# START OF Material provided

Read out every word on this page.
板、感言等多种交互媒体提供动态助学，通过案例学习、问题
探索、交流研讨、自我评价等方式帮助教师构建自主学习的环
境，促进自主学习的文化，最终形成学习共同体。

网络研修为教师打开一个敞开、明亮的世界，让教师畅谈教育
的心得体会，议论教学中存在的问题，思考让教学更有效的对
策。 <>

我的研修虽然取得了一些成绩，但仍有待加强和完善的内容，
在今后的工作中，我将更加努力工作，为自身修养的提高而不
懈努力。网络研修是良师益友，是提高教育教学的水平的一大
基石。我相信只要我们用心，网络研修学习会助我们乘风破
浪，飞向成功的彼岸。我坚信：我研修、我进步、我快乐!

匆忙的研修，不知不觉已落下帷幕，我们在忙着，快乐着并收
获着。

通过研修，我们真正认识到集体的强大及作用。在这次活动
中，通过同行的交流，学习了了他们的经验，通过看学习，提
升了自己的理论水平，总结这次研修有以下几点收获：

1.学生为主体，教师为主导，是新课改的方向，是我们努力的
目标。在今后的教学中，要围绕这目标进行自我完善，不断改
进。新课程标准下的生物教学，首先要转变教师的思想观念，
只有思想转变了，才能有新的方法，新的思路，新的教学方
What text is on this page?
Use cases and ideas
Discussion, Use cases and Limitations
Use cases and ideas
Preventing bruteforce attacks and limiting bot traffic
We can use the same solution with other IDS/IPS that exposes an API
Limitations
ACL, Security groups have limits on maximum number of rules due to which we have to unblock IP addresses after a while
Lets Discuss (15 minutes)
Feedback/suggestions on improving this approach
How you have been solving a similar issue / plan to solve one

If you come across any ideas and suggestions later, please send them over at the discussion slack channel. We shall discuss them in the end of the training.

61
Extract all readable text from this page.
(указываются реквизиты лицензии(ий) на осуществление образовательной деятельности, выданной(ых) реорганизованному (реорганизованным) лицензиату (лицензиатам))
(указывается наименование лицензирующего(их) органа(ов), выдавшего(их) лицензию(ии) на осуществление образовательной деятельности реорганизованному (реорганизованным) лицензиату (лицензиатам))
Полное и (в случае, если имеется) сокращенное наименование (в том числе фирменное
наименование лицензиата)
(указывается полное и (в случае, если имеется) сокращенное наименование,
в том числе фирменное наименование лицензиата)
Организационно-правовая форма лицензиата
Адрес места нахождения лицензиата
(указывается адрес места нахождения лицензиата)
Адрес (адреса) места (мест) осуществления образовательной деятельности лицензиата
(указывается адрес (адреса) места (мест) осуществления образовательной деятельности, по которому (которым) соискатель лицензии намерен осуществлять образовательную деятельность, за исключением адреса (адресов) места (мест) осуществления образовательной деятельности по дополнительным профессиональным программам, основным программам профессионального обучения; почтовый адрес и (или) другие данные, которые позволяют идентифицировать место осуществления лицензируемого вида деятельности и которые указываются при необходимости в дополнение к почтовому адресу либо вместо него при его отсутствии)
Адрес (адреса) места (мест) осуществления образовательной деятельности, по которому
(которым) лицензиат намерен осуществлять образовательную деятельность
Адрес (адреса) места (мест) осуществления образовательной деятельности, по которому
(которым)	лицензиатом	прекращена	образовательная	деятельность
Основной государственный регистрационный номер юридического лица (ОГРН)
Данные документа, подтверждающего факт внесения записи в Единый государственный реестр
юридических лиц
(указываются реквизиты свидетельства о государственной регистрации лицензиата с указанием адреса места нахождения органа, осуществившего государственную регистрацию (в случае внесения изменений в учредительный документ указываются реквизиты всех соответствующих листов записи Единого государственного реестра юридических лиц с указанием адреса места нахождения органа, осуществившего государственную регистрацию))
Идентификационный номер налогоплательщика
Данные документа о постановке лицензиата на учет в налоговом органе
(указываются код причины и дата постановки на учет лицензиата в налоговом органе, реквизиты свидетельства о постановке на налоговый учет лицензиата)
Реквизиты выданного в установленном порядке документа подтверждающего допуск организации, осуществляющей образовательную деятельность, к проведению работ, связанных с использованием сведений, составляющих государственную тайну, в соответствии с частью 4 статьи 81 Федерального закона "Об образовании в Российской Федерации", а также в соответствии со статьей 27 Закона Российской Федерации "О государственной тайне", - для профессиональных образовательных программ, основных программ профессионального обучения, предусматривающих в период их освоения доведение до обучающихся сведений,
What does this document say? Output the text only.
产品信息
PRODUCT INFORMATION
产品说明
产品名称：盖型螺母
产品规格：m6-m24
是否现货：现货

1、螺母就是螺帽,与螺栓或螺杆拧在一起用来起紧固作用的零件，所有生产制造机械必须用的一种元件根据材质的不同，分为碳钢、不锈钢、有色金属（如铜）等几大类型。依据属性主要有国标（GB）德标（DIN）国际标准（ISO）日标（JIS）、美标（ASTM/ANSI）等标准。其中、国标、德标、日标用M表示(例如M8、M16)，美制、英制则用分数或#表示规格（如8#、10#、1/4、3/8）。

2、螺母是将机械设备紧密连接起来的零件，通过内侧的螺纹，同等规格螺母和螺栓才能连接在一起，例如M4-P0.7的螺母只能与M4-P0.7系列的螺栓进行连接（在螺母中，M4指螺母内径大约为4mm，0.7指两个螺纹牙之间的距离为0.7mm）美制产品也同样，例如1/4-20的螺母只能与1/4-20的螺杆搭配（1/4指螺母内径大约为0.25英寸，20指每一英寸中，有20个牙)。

# END OF Material provided

# Your instructions:
Go through the records and pull out each line that includes the word "имеется".

# Written response:
Полное и (в случае, если имеется) сокращенное наименование (в том числе фирменное
(указывается полное и (в случае, если имеется) сокращенное наименование,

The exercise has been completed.